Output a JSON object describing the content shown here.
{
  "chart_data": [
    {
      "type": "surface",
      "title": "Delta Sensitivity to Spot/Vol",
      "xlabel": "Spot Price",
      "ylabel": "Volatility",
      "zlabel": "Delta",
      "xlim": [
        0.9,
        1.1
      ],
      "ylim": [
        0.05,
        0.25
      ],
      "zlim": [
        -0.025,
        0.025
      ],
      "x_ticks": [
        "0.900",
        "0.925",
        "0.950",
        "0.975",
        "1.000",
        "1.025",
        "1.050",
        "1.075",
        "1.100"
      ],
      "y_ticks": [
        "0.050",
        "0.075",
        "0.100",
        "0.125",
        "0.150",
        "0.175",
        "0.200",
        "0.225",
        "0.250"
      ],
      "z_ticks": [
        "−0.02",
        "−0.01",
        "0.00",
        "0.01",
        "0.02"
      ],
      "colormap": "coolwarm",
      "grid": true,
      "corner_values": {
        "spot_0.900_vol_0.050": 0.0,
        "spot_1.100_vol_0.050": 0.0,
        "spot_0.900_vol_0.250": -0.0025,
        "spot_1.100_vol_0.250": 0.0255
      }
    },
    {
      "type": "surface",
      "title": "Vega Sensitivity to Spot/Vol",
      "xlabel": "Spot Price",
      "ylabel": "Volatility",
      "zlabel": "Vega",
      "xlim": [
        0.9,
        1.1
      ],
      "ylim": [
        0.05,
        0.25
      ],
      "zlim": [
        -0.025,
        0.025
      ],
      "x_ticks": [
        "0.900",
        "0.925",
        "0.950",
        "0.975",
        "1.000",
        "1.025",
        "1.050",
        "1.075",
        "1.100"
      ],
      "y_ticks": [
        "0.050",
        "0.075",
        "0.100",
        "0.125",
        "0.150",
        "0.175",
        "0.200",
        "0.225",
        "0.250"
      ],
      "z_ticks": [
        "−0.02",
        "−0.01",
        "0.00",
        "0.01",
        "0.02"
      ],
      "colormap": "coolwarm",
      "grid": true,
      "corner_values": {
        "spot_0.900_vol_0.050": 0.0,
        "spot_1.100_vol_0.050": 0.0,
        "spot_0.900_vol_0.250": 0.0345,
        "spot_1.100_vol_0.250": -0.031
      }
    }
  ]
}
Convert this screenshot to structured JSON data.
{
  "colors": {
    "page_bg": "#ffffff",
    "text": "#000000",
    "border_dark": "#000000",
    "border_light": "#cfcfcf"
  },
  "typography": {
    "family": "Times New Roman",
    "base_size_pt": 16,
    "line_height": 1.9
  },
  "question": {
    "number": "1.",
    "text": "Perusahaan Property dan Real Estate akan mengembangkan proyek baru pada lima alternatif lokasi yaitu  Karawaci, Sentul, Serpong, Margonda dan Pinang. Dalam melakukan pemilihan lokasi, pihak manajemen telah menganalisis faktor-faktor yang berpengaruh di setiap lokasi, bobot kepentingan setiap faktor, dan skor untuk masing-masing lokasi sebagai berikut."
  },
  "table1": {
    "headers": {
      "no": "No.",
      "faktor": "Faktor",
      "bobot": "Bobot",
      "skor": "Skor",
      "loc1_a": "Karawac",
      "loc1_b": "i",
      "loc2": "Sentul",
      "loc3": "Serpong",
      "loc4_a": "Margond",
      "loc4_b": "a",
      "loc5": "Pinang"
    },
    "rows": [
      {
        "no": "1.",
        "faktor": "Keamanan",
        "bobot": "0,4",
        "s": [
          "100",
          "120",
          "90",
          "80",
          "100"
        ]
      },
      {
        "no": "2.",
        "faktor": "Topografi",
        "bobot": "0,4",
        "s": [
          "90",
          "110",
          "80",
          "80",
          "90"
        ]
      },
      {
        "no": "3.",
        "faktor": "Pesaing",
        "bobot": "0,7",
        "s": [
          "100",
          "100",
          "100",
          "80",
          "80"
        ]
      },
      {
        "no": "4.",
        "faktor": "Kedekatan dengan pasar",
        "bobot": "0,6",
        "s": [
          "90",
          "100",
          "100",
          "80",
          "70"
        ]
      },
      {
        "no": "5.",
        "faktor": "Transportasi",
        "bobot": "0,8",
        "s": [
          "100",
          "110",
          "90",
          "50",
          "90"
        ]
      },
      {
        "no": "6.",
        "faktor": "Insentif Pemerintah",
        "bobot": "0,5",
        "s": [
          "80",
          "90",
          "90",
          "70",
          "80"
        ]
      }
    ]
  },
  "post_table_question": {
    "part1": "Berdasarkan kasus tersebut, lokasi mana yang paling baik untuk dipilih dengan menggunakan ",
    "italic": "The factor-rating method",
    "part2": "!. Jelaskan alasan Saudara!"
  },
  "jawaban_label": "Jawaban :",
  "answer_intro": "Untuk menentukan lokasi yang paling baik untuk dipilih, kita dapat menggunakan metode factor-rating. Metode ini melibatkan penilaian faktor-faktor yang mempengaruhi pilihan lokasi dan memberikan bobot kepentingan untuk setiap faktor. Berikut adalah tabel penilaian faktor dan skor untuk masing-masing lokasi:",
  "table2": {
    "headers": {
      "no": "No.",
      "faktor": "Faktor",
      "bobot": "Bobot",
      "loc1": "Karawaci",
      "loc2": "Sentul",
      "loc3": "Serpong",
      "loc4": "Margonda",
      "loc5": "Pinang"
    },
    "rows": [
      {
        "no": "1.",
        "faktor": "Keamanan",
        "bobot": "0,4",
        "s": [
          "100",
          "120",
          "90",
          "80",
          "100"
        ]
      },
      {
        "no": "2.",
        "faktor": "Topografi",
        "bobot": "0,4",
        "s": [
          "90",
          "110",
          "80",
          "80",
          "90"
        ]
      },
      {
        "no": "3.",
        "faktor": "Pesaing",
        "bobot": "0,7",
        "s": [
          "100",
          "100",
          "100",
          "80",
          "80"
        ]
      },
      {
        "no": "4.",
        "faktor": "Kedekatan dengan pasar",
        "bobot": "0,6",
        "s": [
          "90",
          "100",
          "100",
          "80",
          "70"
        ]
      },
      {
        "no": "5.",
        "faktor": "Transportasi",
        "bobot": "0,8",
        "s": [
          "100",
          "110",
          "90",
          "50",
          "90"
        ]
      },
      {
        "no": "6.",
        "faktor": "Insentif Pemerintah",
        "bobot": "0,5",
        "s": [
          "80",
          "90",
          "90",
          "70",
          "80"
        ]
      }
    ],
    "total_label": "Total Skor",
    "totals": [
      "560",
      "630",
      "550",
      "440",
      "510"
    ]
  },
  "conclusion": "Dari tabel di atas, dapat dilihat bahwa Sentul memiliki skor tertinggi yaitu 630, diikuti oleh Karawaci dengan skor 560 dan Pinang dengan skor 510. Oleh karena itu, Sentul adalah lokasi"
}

---

**Problem:**
Copy out every line in the listing where the word "Vega" appears.

**The solution:**
      "title": "Vega Sensitivity to Spot/Vol",
      "zlabel": "Vega",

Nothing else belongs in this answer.